··· Data for this task

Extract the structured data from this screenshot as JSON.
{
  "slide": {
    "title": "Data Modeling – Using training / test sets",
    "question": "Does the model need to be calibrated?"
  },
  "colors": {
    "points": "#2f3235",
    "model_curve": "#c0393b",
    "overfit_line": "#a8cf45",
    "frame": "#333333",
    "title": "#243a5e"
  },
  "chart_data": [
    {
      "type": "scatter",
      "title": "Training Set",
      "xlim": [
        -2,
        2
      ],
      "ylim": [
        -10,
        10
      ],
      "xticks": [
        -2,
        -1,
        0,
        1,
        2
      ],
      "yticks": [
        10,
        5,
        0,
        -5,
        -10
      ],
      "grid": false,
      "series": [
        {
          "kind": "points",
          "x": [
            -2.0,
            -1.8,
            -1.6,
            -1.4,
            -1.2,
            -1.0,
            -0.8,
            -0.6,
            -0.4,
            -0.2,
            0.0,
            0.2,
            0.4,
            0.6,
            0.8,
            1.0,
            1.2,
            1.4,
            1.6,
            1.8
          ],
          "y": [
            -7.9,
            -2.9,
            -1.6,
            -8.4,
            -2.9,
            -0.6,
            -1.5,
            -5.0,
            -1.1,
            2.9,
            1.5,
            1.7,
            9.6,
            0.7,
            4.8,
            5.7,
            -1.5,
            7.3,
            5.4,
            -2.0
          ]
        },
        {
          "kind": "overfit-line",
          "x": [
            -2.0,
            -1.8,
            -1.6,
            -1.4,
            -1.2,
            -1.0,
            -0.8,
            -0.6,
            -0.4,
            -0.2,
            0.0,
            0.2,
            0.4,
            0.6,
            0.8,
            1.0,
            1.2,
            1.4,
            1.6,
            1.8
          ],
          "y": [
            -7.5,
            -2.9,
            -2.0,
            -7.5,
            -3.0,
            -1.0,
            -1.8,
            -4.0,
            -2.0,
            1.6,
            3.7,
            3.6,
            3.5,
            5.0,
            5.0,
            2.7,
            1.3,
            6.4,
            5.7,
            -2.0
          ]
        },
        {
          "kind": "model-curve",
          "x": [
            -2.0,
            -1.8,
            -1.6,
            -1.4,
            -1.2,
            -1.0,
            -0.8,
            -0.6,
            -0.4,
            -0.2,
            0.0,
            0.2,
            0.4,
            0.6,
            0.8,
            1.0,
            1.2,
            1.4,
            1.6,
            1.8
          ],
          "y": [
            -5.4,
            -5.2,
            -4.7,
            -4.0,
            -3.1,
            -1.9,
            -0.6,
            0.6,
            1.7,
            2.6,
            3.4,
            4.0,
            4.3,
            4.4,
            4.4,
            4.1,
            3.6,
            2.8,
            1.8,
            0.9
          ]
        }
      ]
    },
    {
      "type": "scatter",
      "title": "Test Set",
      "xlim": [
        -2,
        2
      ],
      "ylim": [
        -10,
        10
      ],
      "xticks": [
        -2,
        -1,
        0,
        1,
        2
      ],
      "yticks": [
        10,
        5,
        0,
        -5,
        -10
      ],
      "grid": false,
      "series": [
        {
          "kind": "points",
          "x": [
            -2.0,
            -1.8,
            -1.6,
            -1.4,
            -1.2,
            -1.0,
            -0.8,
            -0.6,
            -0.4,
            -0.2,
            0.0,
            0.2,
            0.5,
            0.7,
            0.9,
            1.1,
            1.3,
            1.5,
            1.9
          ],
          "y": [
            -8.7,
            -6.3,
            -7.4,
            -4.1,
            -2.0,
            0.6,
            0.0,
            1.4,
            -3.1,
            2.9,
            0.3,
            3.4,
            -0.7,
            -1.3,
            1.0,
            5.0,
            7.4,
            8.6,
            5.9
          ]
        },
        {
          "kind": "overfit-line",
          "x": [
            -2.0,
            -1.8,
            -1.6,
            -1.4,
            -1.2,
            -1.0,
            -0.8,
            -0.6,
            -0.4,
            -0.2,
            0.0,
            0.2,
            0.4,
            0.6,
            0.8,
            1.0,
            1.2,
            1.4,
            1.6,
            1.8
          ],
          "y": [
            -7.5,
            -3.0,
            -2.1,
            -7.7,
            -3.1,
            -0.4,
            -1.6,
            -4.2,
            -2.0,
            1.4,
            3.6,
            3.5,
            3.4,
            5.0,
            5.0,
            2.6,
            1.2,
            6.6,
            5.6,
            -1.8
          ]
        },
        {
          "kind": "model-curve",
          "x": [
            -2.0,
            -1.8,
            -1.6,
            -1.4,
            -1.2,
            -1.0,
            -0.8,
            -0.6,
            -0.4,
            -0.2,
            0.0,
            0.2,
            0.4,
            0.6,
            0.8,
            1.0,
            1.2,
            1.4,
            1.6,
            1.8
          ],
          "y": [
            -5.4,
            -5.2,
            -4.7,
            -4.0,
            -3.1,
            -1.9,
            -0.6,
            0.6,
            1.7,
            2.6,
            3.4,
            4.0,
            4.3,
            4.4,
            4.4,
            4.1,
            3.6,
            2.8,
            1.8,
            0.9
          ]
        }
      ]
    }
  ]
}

······

Exercise goal: Each entry must be reproduced verbatim.

Task solution:
Extract the structured data from this screenshot as JSON.
{
  "slide": {
    "title": "Data Modeling – Using training / test sets",
    "question": "Does the model need to be calibrated?"
  },
  "colors": {
    "points": "#2f3235",
    "model_curve": "#c0393b",
    "overfit_line": "#a8cf45",
    "frame": "#333333",
    "title": "#243a5e"
  },
  "chart_data": [
    {
      "type": "scatter",
      "title": "Training Set",
      "xlim": [
        -2,
        2
      ],
      "ylim": [
        -10,
        10
      ],
      "xticks": [
        -2,
        -1,
        0,
        1,
        2
      ],
      "yticks": [
        10,
        5,
        0,
        -5,
        -10
      ],
      "grid": false,
      "series": [
        {
          "kind": "points",
          "x": [
            -2.0,
            -1.8,
            -1.6,
            -1.4,
            -1.2,
            -1.0,
            -0.8,
            -0.6,
            -0.4,
            -0.2,
            0.0,
            0.2,
            0.4,
            0.6,
            0.8,
            1.0,
            1.2,
            1.4,
            1.6,
            1.8
          ],
          "y": [
            -7.9,
            -2.9,
            -1.6,
            -8.4,
            -2.9,
            -0.6,
            -1.5,
            -5.0,
            -1.1,
            2.9,
            1.5,
            1.7,
            9.6,
            0.7,
            4.8,
            5.7,
            -1.5,
            7.3,
            5.4,
            -2.0
          ]
        },
        {
          "kind": "overfit-line",
          "x": [
            -2.0,
            -1.8,
            -1.6,
            -1.4,
            -1.2,
            -1.0,
            -0.8,
            -0.6,
            -0.4,
            -0.2,
            0.0,
            0.2,
            0.4,
            0.6,
            0.8,
            1.0,
            1.2,
            1.4,
            1.6,
            1.8
          ],
          "y": [
            -7.5,
            -2.9,
            -2.0,
            -7.5,
            -3.0,
            -1.0,
            -1.8,
            -4.0,
            -2.0,
            1.6,
            3.7,
            3.6,
            3.5,
            5.0,
            5.0,
            2.7,
            1.3,
            6.4,
            5.7,
            -2.0
          ]
        },
        {
          "kind": "model-curve",
          "x": [
            -2.0,
            -1.8,
            -1.6,
            -1.4,
            -1.2,
            -1.0,
            -0.8,
            -0.6,
            -0.4,
            -0.2,
            0.0,
            0.2,
            0.4,
            0.6,
            0.8,
            1.0,
            1.2,
            1.4,
            1.6,
            1.8
          ],
          "y": [
            -5.4,
            -5.2,
            -4.7,
            -4.0,
            -3.1,
            -1.9,
            -0.6,
            0.6,
            1.7,
            2.6,
            3.4,
            4.0,
            4.3,
            4.4,
            4.4,
            4.1,
            3.6,
            2.8,
            1.8,
            0.9
          ]
        }
      ]
    },
    {
      "type": "scatter",
      "title": "Test Set",
      "xlim": [
        -2,
        2
      ],
      "ylim": [
        -10,
        10
      ],
      "xticks": [
        -2,
        -1,
        0,
        1,
        2
      ],
      "yticks": [
        10,
        5,
        0,
        -5,
        -10
      ],
      "grid": false,
      "series": [
        {
          "kind": "points",
          "x": [
            -2.0,
            -1.8,
            -1.6,
            -1.4,
            -1.2,
            -1.0,
            -0.8,
            -0.6,
            -0.4,
            -0.2,
            0.0,
            0.2,
            0.5,
            0.7,
            0.9,
            1.1,
            1.3,
            1.5,
            1.9
          ],
          "y": [
            -8.7,
            -6.3,
            -7.4,
            -4.1,
            -2.0,
            0.6,
            0.0,
            1.4,
            -3.1,
            2.9,
            0.3,
            3.4,
            -0.7,
            -1.3,
            1.0,
            5.0,
            7.4,
            8.6,
            5.9
          ]
        },
        {
          "kind": "overfit-line",
          "x": [
            -2.0,
            -1.8,
            -1.6,
            -1.4,
            -1.2,
            -1.0,
            -0.8,
            -0.6,
            -0.4,
            -0.2,
            0.0,
            0.2,
            0.4,
            0.6,
            0.8,
            1.0,
            1.2,
            1.4,
            1.6,
            1.8
          ],
          "y": [
            -7.5,
            -3.0,
            -2.1,
            -7.7,
            -3.1,
            -0.4,
            -1.6,
            -4.2,
            -2.0,
            1.4,
            3.6,
            3.5,
            3.4,
            5.0,
            5.0,
            2.6,
            1.2,
            6.6,
            5.6,
            -1.8
          ]
        },
        {
          "kind": "model-curve",
          "x": [
            -2.0,
            -1.8,
            -1.6,
            -1.4,
            -1.2,
            -1.0,
            -0.8,
            -0.6,
            -0.4,
            -0.2,
            0.0,
            0.2,
            0.4,
            0.6,
            0.8,
            1.0,
            1.2,
            1.4,
            1.6,
            1.8
          ],
          "y": [
            -5.4,
            -5.2,
            -4.7,
            -4.0,
            -3.1,
            -1.9,
            -0.6,
            0.6,
            1.7,
            2.6,
            3.4,
            4.0,
            4.3,
            4.4,
            4.4,
            4.1,
            3.6,
            2.8,
            1.8,
            0.9
          ]
        }
      ]
    }
  ]
}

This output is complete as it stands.